> GIVEN TASK
Exactly repeat all the records below, omitting the images they hold.

━━━━━ MATERIAL FOR THE TASK

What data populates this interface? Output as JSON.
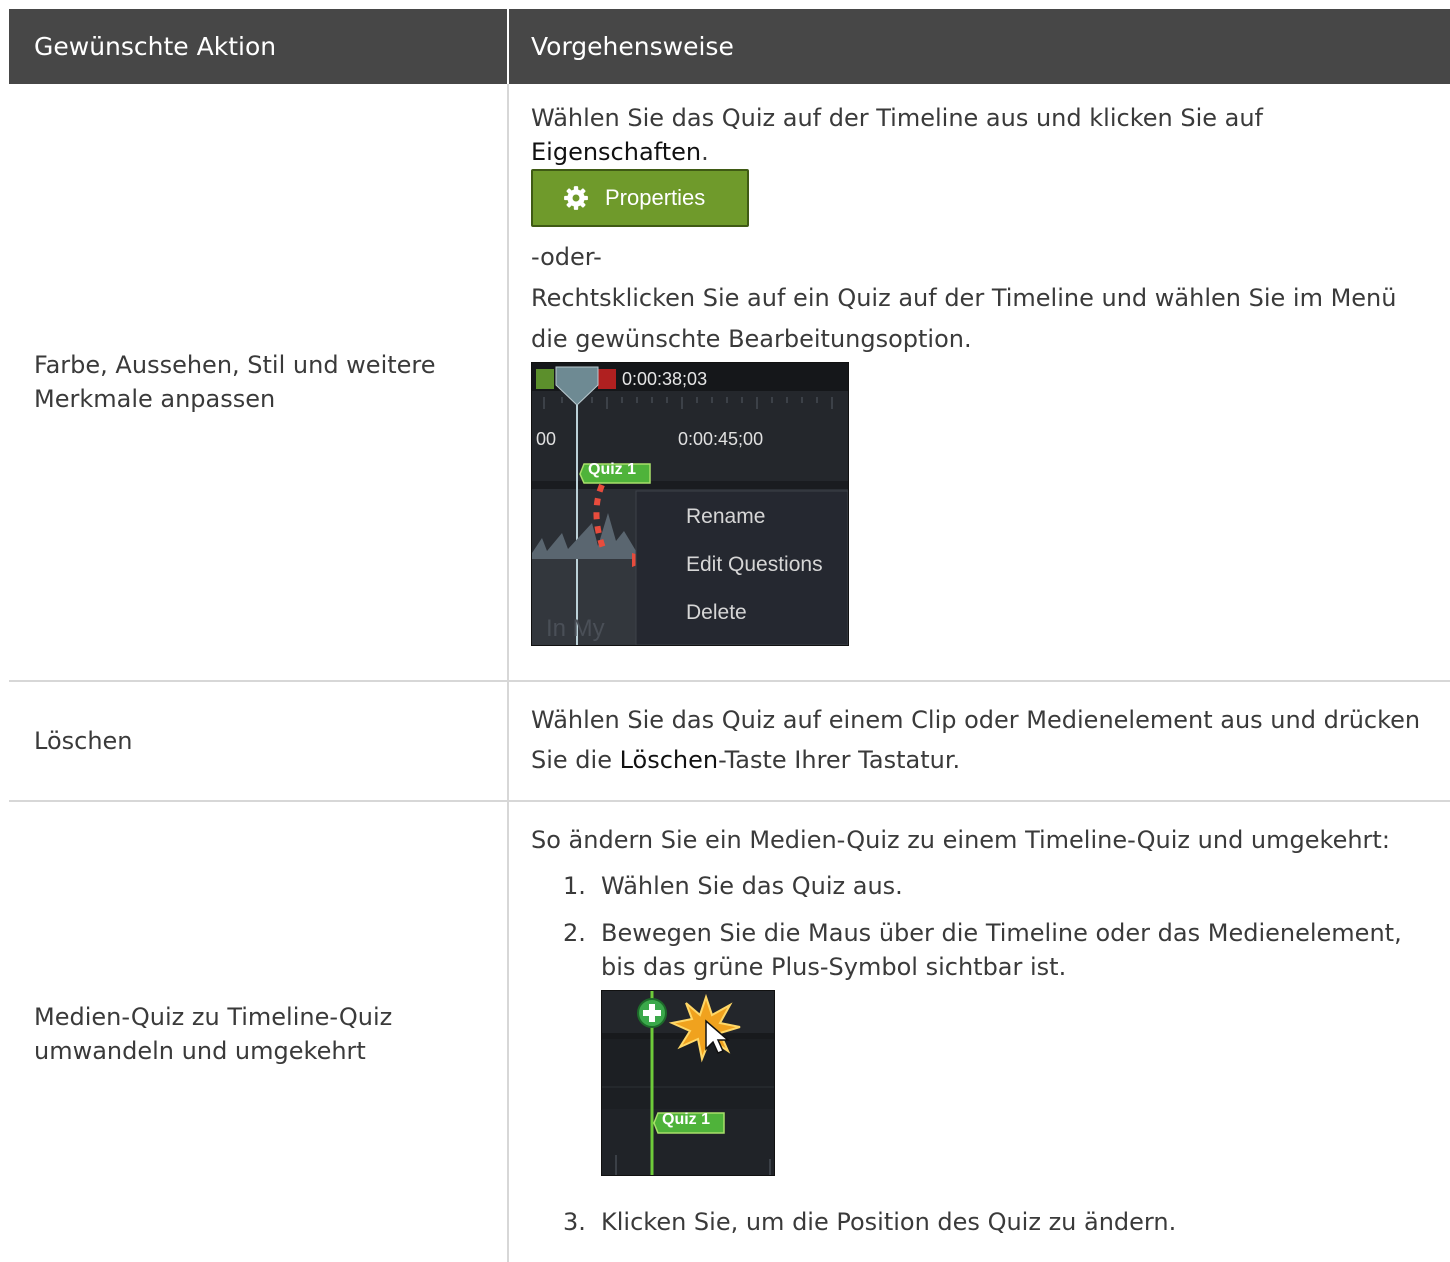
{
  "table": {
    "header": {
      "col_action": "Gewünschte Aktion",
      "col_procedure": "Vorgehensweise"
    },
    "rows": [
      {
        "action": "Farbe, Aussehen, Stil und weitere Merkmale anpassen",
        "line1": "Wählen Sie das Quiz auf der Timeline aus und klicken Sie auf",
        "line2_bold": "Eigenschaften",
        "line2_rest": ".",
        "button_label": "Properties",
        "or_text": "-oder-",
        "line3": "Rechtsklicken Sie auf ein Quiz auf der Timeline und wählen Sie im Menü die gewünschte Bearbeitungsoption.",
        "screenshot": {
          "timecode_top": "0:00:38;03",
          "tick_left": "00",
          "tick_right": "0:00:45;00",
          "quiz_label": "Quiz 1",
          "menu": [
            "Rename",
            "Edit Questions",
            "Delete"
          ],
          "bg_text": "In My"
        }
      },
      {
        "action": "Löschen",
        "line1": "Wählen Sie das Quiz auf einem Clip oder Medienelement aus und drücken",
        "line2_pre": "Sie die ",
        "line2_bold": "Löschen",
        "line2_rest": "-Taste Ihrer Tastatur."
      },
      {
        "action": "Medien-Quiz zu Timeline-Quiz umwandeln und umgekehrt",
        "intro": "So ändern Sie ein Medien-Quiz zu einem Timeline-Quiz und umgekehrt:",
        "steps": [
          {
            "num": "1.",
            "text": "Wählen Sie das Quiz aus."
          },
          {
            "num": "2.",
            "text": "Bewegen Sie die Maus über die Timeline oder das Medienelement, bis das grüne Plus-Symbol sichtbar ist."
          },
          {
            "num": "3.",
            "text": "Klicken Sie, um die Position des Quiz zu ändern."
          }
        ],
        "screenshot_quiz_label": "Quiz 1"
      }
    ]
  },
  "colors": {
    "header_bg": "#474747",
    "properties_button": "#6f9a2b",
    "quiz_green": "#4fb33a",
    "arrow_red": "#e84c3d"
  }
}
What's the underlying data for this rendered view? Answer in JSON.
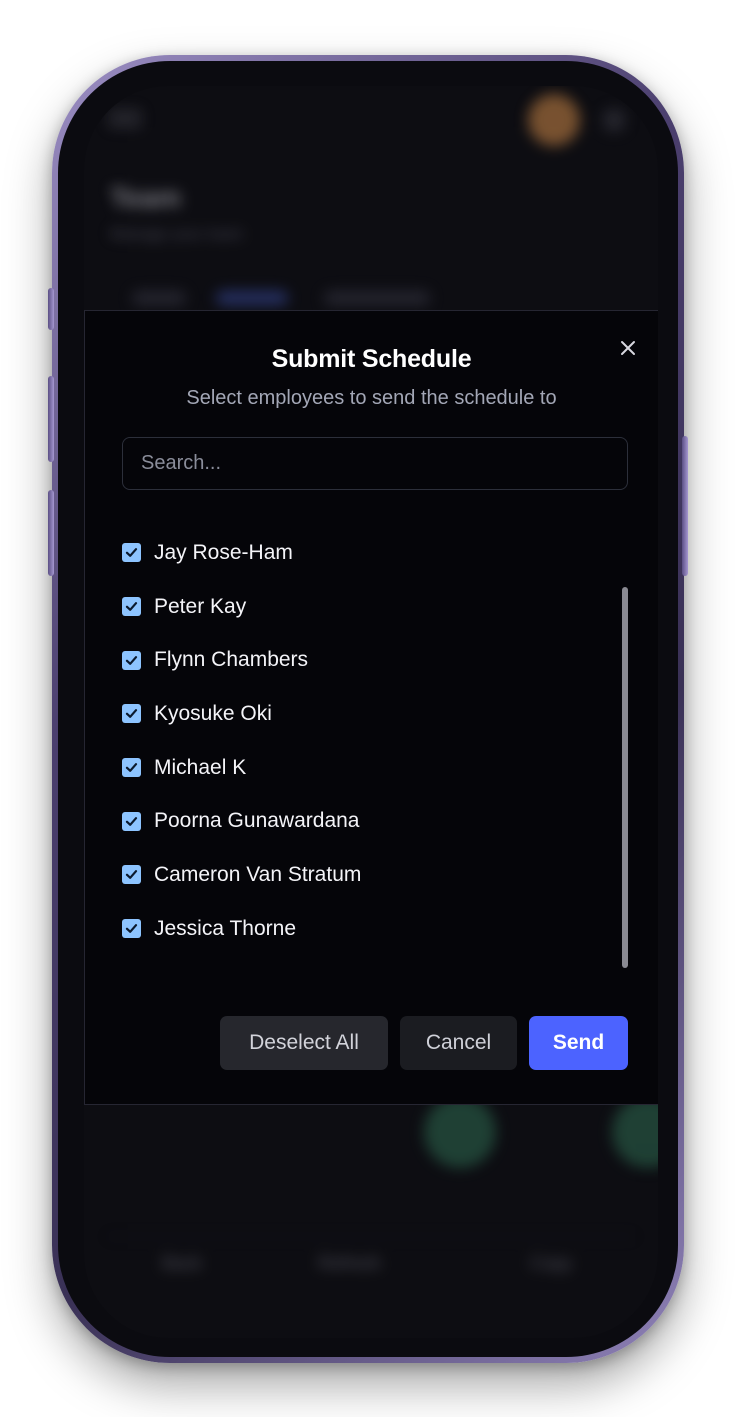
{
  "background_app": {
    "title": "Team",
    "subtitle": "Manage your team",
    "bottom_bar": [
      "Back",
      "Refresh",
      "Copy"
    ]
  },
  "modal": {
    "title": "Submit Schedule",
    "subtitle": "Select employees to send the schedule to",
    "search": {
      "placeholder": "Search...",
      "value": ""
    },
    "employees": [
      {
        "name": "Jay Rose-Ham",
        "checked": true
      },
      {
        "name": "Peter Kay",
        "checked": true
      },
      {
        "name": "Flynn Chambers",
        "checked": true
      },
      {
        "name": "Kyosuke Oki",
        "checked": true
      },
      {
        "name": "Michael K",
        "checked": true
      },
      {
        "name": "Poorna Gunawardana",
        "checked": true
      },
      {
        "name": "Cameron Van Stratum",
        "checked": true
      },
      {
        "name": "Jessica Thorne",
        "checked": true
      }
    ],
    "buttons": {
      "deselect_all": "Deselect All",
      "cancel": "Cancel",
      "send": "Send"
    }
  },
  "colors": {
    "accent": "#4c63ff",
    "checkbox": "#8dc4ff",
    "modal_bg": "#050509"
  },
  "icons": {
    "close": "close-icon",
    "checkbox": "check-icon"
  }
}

━━━━━━━━━━

> EXERCISE OUTPUT
What data populates this interface? Output as JSON.
{
  "table": {
    "header": {
      "col_action": "Gewünschte Aktion",
      "col_procedure": "Vorgehensweise"
    },
    "rows": [
      {
        "action": "Farbe, Aussehen, Stil und weitere Merkmale anpassen",
        "line1": "Wählen Sie das Quiz auf der Timeline aus und klicken Sie auf",
        "line2_bold": "Eigenschaften",
        "line2_rest": ".",
        "button_label": "Properties",
        "or_text": "-oder-",
        "line3": "Rechtsklicken Sie auf ein Quiz auf der Timeline und wählen Sie im Menü die gewünschte Bearbeitungsoption.",
        "screenshot": {
          "timecode_top": "0:00:38;03",
          "tick_left": "00",
          "tick_right": "0:00:45;00",
          "quiz_label": "Quiz 1",
          "menu": [
            "Rename",
            "Edit Questions",
            "Delete"
          ],
          "bg_text": "In My"
        }
      },
      {
        "action": "Löschen",
        "line1": "Wählen Sie das Quiz auf einem Clip oder Medienelement aus und drücken",
        "line2_pre": "Sie die ",
        "line2_bold": "Löschen",
        "line2_rest": "-Taste Ihrer Tastatur."
      },
      {
        "action": "Medien-Quiz zu Timeline-Quiz umwandeln und umgekehrt",
        "intro": "So ändern Sie ein Medien-Quiz zu einem Timeline-Quiz und umgekehrt:",
        "steps": [
          {
            "num": "1.",
            "text": "Wählen Sie das Quiz aus."
          },
          {
            "num": "2.",
            "text": "Bewegen Sie die Maus über die Timeline oder das Medienelement, bis das grüne Plus-Symbol sichtbar ist."
          },
          {
            "num": "3.",
            "text": "Klicken Sie, um die Position des Quiz zu ändern."
          }
        ],
        "screenshot_quiz_label": "Quiz 1"
      }
    ]
  },
  "colors": {
    "header_bg": "#474747",
    "properties_button": "#6f9a2b",
    "quiz_green": "#4fb33a",
    "arrow_red": "#e84c3d"
  }
}
What's the underlying data for this rendered view? Answer in JSON.
{
  "background_app": {
    "title": "Team",
    "subtitle": "Manage your team",
    "bottom_bar": [
      "Back",
      "Refresh",
      "Copy"
    ]
  },
  "modal": {
    "title": "Submit Schedule",
    "subtitle": "Select employees to send the schedule to",
    "search": {
      "placeholder": "Search...",
      "value": ""
    },
    "employees": [
      {
        "name": "Jay Rose-Ham",
        "checked": true
      },
      {
        "name": "Peter Kay",
        "checked": true
      },
      {
        "name": "Flynn Chambers",
        "checked": true
      },
      {
        "name": "Kyosuke Oki",
        "checked": true
      },
      {
        "name": "Michael K",
        "checked": true
      },
      {
        "name": "Poorna Gunawardana",
        "checked": true
      },
      {
        "name": "Cameron Van Stratum",
        "checked": true
      },
      {
        "name": "Jessica Thorne",
        "checked": true
      }
    ],
    "buttons": {
      "deselect_all": "Deselect All",
      "cancel": "Cancel",
      "send": "Send"
    }
  },
  "colors": {
    "accent": "#4c63ff",
    "checkbox": "#8dc4ff",
    "modal_bg": "#050509"
  },
  "icons": {
    "close": "close-icon",
    "checkbox": "check-icon"
  }
}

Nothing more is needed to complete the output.